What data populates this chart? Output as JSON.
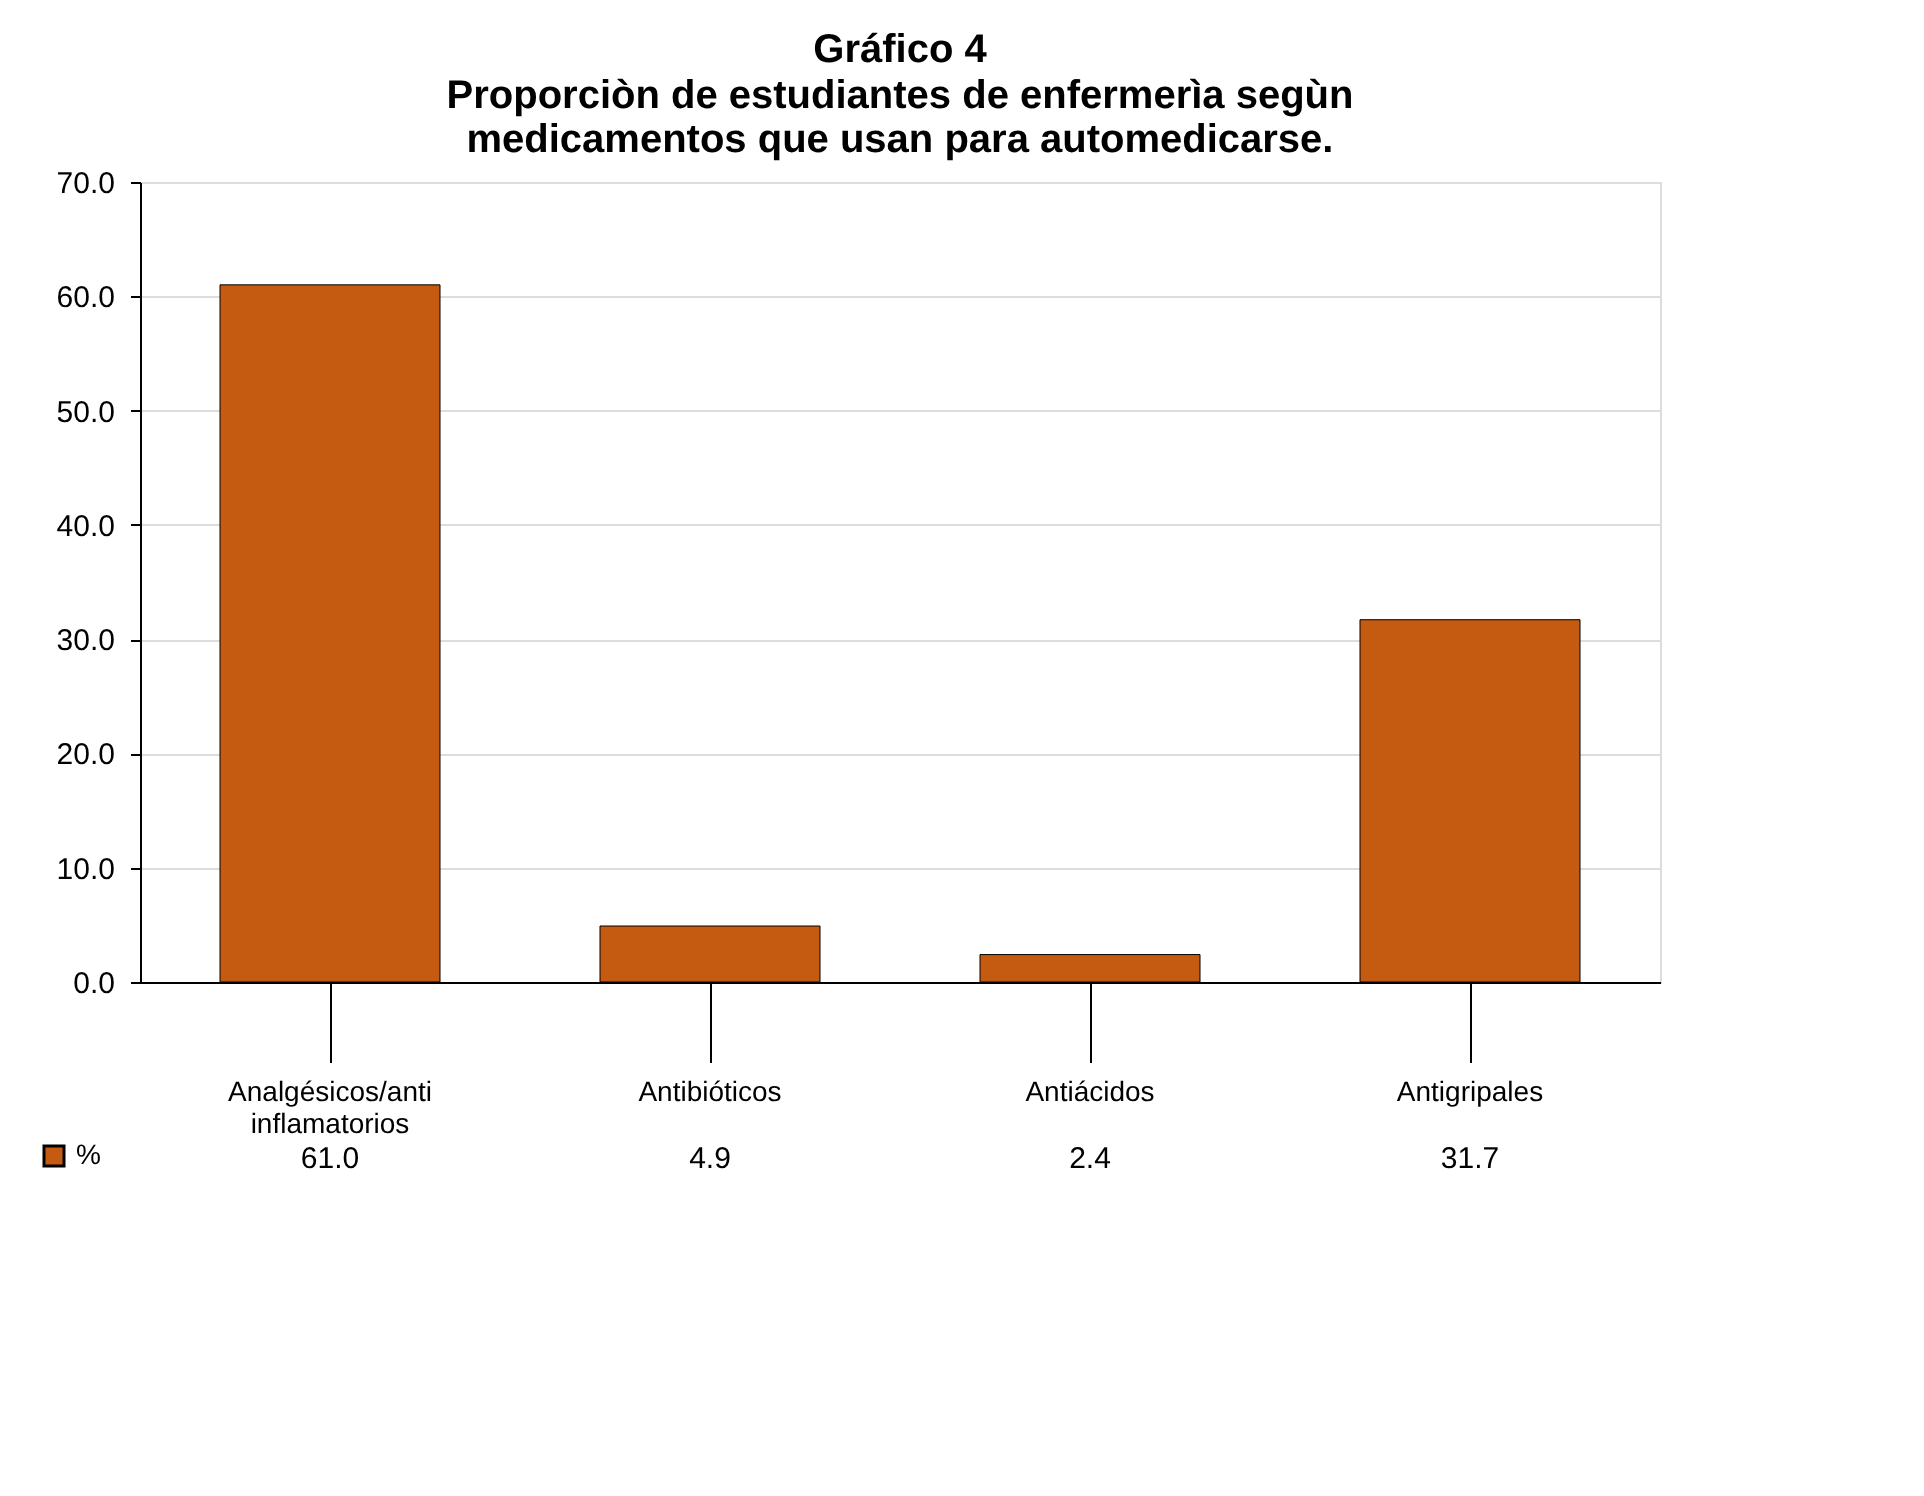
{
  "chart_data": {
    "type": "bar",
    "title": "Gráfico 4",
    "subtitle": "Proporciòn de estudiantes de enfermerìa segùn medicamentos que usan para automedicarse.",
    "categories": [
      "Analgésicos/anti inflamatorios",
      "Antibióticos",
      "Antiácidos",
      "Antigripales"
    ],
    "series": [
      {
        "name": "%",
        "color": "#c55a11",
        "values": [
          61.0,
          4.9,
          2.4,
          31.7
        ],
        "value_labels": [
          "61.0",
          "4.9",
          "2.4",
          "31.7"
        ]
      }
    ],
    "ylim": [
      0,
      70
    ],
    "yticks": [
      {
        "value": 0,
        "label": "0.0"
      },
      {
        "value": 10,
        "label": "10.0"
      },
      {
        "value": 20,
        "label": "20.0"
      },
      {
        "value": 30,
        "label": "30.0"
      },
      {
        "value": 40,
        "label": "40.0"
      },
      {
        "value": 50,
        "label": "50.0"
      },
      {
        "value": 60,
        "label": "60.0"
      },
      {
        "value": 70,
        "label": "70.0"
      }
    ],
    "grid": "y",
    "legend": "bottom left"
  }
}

****************

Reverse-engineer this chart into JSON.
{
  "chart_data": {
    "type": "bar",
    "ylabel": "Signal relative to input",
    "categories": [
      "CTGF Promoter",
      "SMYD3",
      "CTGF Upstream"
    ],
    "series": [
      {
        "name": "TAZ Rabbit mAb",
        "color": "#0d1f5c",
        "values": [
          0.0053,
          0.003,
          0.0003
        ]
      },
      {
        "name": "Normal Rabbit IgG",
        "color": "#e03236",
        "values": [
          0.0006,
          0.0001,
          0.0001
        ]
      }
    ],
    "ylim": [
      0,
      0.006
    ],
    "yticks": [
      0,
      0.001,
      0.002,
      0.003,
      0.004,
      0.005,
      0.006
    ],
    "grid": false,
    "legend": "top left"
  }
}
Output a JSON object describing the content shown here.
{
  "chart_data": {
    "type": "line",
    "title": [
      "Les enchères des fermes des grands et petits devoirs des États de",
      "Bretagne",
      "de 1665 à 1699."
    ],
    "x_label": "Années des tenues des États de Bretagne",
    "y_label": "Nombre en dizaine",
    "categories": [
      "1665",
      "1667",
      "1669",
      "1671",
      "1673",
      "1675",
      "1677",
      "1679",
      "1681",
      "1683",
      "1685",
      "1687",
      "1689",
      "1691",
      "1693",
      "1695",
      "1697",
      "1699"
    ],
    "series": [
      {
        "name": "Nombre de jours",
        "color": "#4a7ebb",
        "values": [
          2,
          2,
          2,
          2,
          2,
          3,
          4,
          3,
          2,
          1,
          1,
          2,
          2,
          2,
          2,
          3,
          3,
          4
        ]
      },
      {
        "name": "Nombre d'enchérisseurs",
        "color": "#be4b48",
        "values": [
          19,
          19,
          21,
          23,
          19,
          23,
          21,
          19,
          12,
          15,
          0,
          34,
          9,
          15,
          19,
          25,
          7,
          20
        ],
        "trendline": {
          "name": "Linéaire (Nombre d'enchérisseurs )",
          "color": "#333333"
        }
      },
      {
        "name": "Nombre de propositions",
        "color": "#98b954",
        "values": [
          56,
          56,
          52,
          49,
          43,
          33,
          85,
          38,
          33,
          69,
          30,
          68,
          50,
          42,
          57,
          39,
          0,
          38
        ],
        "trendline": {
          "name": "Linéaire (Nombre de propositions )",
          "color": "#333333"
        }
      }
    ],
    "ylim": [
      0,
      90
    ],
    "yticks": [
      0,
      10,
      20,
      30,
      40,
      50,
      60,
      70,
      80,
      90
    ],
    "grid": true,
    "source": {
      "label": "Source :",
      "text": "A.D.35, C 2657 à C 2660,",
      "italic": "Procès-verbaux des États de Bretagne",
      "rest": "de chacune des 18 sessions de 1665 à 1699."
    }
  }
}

****************

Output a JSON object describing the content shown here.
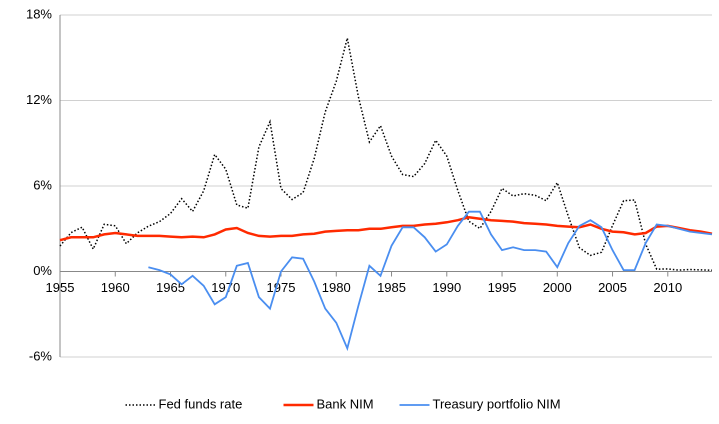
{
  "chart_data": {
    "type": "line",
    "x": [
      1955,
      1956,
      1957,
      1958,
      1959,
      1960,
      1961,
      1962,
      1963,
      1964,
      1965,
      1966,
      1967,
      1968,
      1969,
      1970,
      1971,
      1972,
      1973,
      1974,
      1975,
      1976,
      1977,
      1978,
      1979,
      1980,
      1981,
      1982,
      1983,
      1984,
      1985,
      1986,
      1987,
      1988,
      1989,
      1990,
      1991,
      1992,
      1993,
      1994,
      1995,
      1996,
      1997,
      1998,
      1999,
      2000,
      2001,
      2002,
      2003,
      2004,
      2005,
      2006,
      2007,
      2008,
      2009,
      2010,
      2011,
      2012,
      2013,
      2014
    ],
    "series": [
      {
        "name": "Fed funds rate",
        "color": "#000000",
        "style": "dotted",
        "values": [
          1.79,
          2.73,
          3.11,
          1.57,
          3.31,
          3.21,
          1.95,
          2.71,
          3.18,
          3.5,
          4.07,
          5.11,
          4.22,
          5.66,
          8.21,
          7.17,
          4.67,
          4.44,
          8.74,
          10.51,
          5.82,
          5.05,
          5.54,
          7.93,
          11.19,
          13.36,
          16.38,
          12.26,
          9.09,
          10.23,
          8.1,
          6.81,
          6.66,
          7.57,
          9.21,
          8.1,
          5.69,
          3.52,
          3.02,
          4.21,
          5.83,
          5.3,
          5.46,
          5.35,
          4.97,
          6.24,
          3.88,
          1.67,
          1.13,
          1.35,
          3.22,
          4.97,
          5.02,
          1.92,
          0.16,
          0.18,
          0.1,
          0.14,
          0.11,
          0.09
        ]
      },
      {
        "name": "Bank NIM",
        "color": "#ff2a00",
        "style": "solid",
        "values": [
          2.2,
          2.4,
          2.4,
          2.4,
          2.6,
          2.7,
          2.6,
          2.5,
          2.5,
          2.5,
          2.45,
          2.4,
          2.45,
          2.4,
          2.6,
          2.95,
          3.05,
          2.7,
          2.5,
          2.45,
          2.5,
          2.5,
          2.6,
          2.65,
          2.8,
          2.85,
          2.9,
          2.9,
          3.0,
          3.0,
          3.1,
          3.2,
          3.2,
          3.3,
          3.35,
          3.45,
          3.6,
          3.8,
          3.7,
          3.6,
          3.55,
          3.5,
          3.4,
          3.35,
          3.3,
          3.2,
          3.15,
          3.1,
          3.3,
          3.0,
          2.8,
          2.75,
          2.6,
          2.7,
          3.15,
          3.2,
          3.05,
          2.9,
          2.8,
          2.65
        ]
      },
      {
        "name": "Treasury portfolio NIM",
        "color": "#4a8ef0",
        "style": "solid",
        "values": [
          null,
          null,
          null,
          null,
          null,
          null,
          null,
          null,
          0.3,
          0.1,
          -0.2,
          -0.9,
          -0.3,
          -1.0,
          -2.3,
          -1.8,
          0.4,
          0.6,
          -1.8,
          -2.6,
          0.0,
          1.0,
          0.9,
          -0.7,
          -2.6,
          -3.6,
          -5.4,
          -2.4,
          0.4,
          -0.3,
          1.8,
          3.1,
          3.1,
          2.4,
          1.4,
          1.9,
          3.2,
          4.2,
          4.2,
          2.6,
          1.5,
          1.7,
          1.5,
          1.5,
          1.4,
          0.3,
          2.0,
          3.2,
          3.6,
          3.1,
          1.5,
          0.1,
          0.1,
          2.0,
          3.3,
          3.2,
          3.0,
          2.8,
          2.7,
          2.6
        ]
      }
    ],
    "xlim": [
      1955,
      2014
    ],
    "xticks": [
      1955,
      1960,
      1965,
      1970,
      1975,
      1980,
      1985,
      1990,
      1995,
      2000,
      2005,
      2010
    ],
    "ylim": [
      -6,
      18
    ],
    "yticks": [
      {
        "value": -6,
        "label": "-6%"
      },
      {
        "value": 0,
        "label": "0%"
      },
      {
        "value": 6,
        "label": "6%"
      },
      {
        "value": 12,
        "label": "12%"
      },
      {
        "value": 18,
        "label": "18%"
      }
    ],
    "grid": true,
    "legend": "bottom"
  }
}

****************

Pick out and copy the lines of the material that include the word "Nombre".

    "y_label": "Nombre en dizaine",
        "name": "Nombre de jours",
        "name": "Nombre d'enchérisseurs",
          "name": "Linéaire (Nombre d'enchérisseurs )",
        "name": "Nombre de propositions",
          "name": "Linéaire (Nombre de propositions )",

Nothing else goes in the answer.